**PROBLEM STATEMENT:**
Copy each line from the items below that contains the word "WASHINGTON".

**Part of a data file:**
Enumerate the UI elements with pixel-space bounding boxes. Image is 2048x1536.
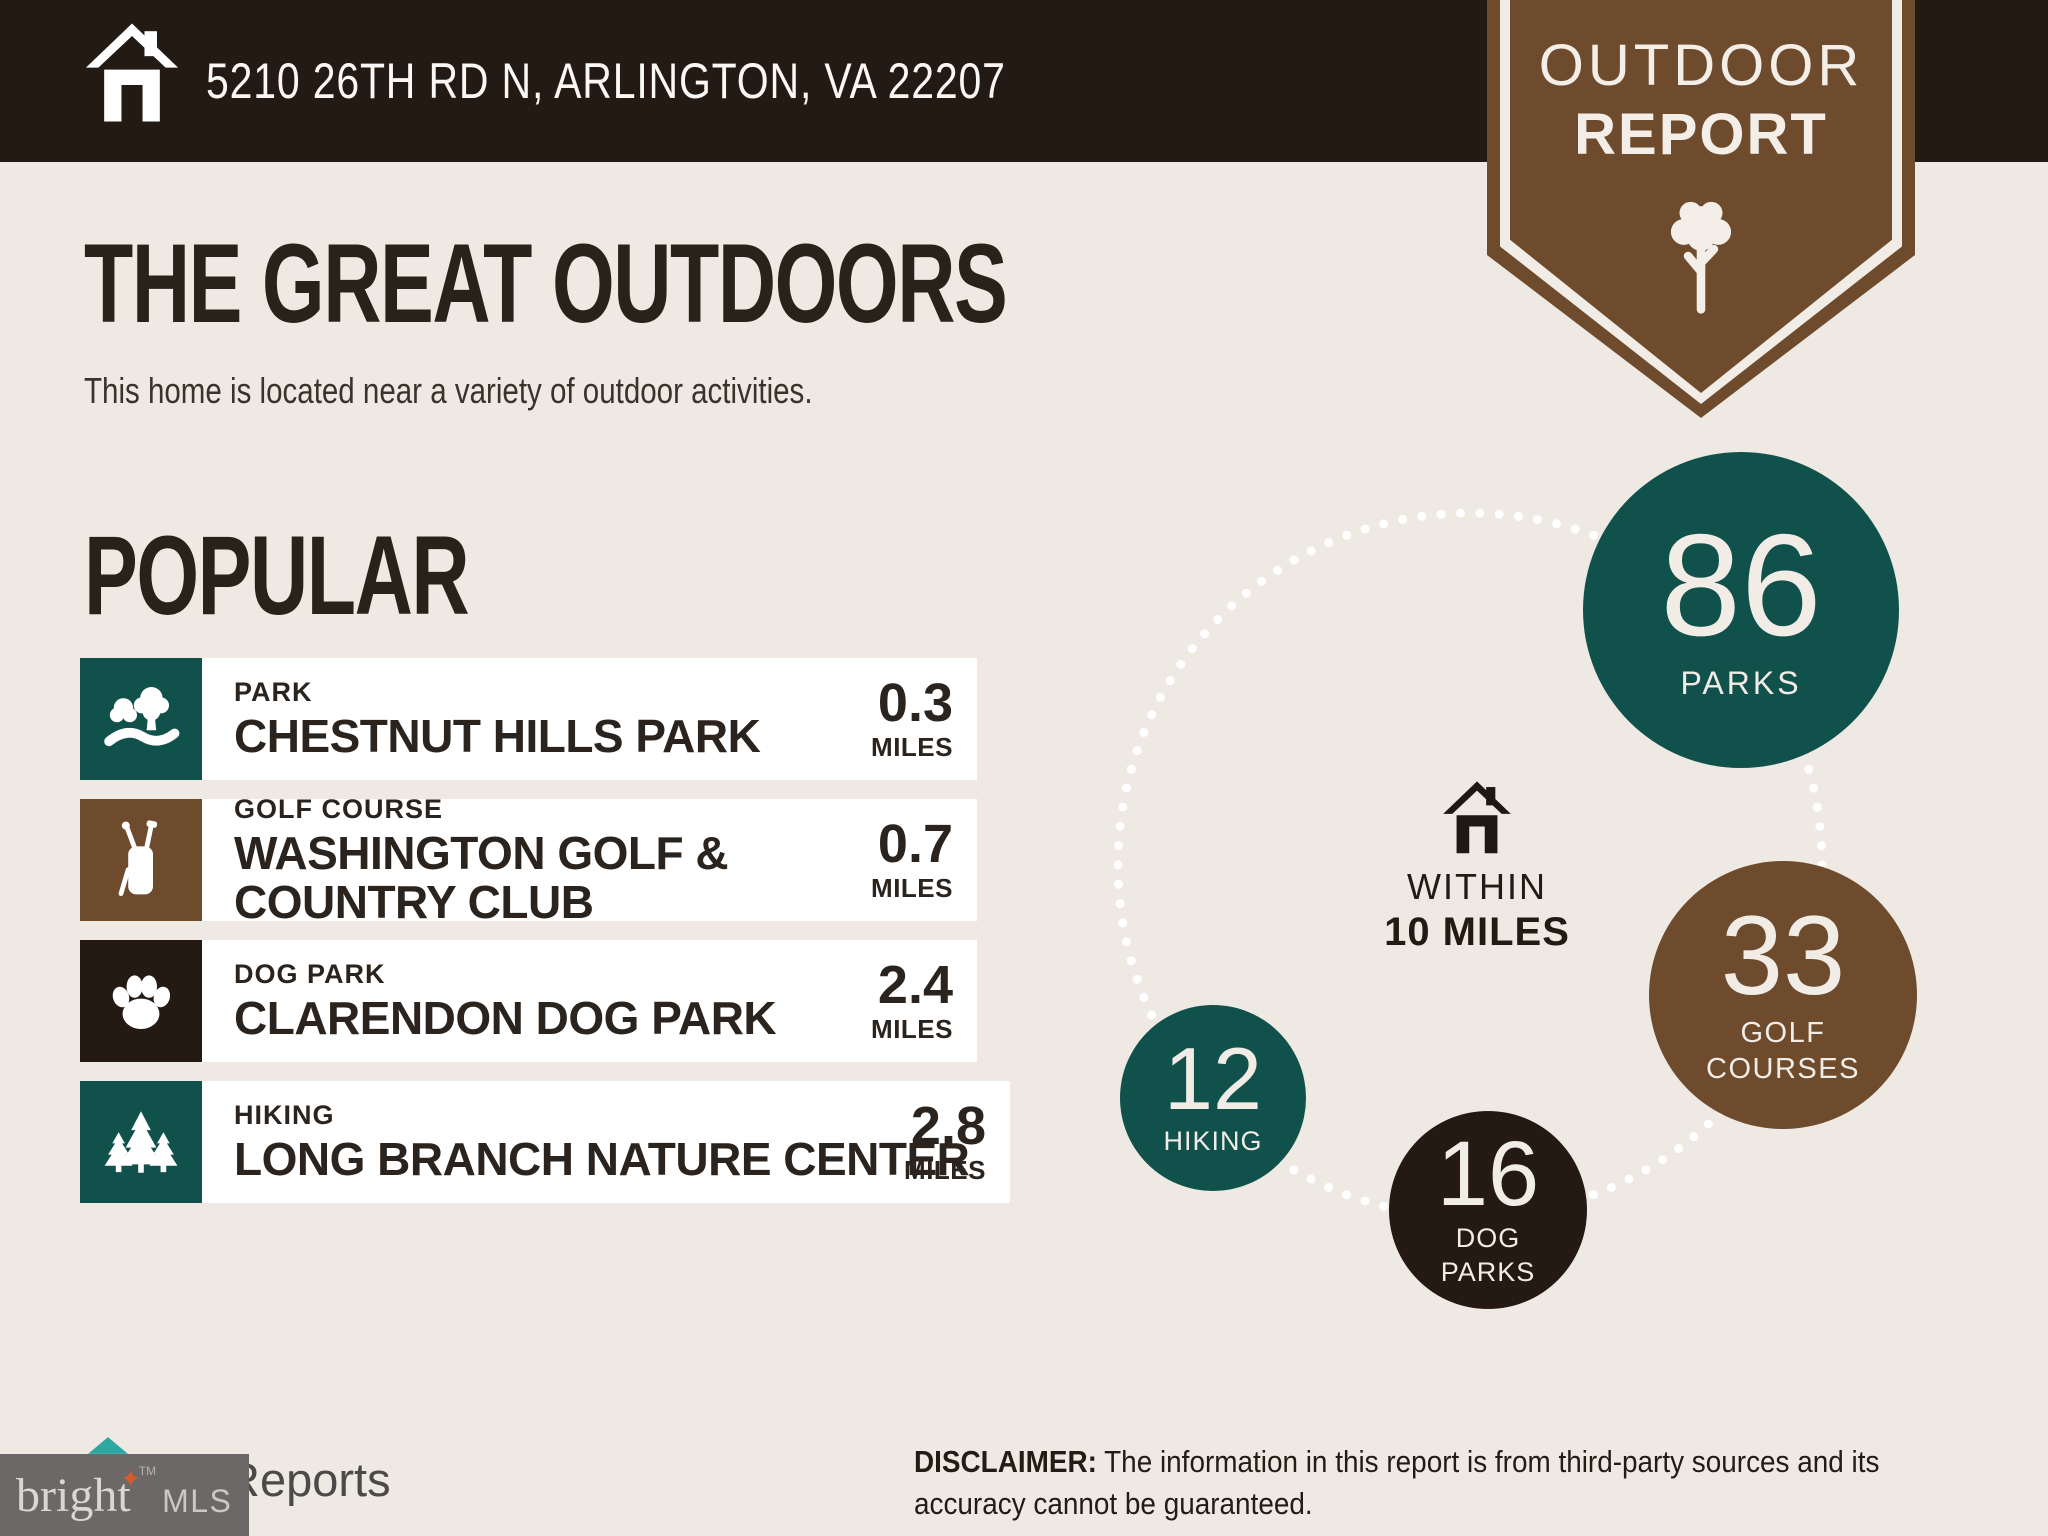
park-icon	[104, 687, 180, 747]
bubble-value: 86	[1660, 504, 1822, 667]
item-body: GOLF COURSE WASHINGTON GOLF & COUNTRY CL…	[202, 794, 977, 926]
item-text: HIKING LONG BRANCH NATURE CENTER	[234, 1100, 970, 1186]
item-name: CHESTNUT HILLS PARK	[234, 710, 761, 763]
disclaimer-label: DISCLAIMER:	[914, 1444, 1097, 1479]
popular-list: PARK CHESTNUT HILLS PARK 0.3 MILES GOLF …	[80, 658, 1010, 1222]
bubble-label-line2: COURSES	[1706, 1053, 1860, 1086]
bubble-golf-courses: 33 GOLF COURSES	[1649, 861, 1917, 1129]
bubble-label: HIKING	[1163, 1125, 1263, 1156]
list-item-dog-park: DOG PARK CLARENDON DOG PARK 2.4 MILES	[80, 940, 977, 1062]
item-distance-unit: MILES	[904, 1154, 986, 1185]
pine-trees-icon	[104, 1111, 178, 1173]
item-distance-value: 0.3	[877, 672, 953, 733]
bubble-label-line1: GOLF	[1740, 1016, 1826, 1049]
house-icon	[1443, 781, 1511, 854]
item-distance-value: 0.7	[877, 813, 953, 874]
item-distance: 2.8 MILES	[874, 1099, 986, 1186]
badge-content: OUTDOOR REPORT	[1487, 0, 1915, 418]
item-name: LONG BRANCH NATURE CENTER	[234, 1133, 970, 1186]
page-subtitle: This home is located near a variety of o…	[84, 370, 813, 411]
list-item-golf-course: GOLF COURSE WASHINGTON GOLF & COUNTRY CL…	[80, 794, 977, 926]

**RESULT OF THIS TASK:**
item-body: GOLF COURSE WASHINGTON GOLF & COUNTRY CL…	[202, 794, 977, 926]
list-item-golf-course: GOLF COURSE WASHINGTON GOLF & COUNTRY CL…	[80, 794, 977, 926]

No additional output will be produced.